**Exercise directions**
Return all lines in the material below that contain "books".
··· Supplied material
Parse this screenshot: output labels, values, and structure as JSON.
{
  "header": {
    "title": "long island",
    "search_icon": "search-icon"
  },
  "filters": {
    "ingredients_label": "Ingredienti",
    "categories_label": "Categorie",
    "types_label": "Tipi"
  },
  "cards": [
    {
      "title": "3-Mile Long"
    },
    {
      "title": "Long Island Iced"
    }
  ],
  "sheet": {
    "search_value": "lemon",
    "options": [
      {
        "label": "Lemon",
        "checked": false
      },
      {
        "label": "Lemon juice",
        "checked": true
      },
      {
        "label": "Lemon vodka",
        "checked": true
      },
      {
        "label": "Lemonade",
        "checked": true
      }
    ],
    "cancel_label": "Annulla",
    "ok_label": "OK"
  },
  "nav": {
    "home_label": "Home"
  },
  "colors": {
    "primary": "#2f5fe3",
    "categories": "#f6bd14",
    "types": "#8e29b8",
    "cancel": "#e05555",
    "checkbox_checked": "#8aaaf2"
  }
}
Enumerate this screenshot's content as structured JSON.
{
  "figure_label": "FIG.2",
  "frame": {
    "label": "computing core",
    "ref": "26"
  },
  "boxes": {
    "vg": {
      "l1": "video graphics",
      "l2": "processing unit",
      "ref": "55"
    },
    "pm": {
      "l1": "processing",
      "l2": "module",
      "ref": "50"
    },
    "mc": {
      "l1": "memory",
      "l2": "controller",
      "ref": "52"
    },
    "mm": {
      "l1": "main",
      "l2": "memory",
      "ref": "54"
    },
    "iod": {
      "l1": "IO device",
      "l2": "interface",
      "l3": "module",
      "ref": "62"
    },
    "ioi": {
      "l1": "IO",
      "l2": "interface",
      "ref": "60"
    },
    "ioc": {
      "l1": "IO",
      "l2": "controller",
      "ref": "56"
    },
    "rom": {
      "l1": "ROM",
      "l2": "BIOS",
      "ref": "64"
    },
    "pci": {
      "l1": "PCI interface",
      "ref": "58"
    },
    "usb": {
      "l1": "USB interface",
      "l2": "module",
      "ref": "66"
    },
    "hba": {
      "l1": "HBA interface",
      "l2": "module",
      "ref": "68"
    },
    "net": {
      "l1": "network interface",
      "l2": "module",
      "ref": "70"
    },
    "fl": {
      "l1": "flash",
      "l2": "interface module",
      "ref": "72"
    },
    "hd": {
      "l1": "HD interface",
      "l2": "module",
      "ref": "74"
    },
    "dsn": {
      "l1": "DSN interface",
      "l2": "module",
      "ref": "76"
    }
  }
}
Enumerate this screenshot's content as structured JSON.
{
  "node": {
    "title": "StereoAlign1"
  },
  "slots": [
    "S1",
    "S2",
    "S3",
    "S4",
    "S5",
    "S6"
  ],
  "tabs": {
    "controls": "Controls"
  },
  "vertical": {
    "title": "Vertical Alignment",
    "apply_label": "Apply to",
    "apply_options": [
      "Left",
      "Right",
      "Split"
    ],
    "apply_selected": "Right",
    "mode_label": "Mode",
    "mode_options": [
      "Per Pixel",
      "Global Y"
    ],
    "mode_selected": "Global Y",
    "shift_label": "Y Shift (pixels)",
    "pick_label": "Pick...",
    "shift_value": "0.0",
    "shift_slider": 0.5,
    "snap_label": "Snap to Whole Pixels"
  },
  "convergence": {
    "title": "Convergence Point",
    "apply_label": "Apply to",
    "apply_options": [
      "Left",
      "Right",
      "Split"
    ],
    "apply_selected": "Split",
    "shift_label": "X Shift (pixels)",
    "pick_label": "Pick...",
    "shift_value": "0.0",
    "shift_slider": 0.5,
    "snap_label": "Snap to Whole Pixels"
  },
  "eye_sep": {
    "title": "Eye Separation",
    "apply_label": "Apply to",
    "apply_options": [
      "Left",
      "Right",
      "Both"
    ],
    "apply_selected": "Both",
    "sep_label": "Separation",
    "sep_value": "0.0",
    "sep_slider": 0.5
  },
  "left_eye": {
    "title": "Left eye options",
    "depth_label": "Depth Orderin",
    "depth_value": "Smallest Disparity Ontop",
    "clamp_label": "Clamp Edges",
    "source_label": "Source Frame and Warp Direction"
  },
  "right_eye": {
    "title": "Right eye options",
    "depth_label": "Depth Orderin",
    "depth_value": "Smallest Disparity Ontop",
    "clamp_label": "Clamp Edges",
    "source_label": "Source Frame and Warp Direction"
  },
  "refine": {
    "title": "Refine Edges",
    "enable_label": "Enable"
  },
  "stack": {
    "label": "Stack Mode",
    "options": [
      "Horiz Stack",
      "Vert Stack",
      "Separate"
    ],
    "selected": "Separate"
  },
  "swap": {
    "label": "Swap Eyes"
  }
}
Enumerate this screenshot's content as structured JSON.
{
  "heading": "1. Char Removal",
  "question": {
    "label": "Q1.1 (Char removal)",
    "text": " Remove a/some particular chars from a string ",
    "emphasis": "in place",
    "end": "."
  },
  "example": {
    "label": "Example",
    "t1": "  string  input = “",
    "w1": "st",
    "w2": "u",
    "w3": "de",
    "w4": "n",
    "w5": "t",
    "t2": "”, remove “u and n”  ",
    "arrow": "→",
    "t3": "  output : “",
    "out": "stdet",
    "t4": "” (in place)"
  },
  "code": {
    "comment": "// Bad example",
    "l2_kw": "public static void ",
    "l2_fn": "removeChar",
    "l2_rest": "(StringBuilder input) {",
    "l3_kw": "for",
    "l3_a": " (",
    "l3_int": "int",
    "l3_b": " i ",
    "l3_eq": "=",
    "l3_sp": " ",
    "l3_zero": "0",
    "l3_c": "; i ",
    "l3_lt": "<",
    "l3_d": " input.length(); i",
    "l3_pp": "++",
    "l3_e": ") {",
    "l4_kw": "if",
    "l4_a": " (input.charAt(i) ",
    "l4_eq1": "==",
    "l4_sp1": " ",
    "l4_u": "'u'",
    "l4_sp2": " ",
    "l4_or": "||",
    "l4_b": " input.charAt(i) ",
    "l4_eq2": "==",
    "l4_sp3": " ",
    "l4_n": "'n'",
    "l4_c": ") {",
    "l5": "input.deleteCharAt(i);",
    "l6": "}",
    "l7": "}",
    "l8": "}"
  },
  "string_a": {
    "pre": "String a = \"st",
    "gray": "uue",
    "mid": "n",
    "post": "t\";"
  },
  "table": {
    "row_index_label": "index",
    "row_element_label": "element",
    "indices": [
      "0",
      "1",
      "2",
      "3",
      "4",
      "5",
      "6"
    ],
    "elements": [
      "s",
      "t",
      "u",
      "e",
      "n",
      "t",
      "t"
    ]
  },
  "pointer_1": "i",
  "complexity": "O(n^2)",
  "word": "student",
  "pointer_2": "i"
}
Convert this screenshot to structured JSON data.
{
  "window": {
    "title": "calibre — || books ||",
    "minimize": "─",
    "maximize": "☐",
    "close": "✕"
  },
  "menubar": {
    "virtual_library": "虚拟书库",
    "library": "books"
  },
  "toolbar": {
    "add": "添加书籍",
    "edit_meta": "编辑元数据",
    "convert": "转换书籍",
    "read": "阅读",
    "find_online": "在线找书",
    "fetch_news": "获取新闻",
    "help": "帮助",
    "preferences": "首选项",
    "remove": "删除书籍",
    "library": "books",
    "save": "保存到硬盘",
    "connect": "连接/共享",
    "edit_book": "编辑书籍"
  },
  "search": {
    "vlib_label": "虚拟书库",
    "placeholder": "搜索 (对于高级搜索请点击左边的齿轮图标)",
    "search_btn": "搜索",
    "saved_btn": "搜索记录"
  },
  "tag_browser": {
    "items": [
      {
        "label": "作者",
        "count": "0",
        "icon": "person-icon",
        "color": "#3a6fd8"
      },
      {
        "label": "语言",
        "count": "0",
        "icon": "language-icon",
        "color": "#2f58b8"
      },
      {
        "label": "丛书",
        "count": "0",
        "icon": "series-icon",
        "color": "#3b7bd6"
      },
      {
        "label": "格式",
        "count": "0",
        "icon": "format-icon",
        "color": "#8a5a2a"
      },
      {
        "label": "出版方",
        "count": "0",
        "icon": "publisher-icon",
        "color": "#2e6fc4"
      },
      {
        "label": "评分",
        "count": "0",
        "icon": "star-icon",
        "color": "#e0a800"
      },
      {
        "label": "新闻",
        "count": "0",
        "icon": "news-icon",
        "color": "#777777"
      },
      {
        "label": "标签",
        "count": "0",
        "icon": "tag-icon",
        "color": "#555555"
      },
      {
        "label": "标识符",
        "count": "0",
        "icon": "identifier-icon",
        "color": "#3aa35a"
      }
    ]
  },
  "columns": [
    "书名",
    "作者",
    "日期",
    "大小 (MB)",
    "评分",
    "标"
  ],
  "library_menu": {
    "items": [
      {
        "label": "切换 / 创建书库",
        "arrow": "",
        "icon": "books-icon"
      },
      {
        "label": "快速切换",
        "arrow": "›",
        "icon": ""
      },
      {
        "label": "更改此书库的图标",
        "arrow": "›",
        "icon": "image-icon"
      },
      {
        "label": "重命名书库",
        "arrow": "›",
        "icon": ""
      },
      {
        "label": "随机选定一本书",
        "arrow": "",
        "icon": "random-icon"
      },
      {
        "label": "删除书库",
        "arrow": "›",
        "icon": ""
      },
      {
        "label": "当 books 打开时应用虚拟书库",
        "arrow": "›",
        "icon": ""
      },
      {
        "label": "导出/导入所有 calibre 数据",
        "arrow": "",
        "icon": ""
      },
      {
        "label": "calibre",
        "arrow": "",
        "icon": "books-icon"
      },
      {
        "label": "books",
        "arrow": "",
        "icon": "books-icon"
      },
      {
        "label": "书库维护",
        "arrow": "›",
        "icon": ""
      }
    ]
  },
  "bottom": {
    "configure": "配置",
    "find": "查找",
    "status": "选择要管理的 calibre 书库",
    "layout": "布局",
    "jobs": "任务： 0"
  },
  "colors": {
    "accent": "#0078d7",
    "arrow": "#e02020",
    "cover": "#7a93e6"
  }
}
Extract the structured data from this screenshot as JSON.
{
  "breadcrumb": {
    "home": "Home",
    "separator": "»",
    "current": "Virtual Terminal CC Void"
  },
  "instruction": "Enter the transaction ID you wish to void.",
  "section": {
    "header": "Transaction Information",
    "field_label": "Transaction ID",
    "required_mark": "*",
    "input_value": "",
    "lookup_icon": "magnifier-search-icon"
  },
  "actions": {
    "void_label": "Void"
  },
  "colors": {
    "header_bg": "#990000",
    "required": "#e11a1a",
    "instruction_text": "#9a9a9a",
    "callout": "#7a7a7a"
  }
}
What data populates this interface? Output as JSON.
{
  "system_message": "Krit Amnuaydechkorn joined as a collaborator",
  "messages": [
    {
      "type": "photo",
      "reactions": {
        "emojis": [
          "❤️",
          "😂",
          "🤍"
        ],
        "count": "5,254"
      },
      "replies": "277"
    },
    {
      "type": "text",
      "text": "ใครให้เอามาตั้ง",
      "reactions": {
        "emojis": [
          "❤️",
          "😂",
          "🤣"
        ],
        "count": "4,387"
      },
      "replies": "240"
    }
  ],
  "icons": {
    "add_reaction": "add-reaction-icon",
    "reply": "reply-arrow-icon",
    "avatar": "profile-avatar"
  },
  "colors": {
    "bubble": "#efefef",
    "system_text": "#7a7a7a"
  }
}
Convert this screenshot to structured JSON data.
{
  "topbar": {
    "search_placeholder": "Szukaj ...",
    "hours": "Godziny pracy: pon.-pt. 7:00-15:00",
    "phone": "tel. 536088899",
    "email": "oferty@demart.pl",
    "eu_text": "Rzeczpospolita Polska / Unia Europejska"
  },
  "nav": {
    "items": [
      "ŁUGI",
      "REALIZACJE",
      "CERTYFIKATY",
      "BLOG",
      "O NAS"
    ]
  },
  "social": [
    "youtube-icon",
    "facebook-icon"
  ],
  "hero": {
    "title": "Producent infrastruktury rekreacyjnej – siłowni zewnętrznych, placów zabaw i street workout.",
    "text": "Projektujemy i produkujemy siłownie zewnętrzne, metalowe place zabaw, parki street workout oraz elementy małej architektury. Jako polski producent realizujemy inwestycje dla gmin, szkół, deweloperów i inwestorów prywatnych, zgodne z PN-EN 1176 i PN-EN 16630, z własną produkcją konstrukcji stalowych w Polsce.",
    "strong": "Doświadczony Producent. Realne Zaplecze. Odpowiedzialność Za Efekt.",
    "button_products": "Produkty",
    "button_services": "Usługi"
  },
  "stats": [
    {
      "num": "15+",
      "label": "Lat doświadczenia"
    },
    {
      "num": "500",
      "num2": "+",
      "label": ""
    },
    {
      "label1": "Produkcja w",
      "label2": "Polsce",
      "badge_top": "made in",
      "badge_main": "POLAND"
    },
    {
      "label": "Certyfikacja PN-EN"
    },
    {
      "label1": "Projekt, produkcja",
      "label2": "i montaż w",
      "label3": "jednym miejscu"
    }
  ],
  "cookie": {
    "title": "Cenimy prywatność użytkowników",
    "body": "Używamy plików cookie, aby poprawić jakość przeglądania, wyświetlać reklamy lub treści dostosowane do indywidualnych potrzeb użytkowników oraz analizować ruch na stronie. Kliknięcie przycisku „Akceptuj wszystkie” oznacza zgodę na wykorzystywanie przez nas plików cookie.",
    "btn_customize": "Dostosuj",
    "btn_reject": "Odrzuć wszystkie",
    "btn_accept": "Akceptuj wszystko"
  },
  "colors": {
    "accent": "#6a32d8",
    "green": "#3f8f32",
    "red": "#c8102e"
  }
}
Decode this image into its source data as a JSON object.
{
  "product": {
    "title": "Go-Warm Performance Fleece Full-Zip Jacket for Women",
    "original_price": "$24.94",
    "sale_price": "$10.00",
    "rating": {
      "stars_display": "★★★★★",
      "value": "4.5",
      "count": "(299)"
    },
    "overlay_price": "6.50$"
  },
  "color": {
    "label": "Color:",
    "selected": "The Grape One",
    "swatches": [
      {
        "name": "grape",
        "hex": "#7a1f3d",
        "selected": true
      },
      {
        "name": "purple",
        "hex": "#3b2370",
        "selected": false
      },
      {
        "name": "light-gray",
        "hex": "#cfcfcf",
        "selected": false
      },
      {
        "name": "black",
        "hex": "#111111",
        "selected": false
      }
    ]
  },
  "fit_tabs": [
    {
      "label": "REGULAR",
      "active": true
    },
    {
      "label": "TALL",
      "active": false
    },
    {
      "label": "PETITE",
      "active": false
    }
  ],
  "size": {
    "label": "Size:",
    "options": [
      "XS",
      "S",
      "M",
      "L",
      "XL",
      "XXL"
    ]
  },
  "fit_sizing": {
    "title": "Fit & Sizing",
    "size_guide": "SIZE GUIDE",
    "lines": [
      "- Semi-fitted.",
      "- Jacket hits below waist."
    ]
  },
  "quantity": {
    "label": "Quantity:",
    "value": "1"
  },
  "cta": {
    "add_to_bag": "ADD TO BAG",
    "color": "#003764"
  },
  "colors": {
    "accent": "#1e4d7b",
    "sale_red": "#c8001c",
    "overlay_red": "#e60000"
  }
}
······
**Response to this task**
    "title": "calibre — || books ||",
    "library": "books"
    "library": "books",
        "icon": "books-icon"
        "label": "当 books 打开时应用虚拟书库",
        "icon": "books-icon"
        "label": "books",
        "icon": "books-icon"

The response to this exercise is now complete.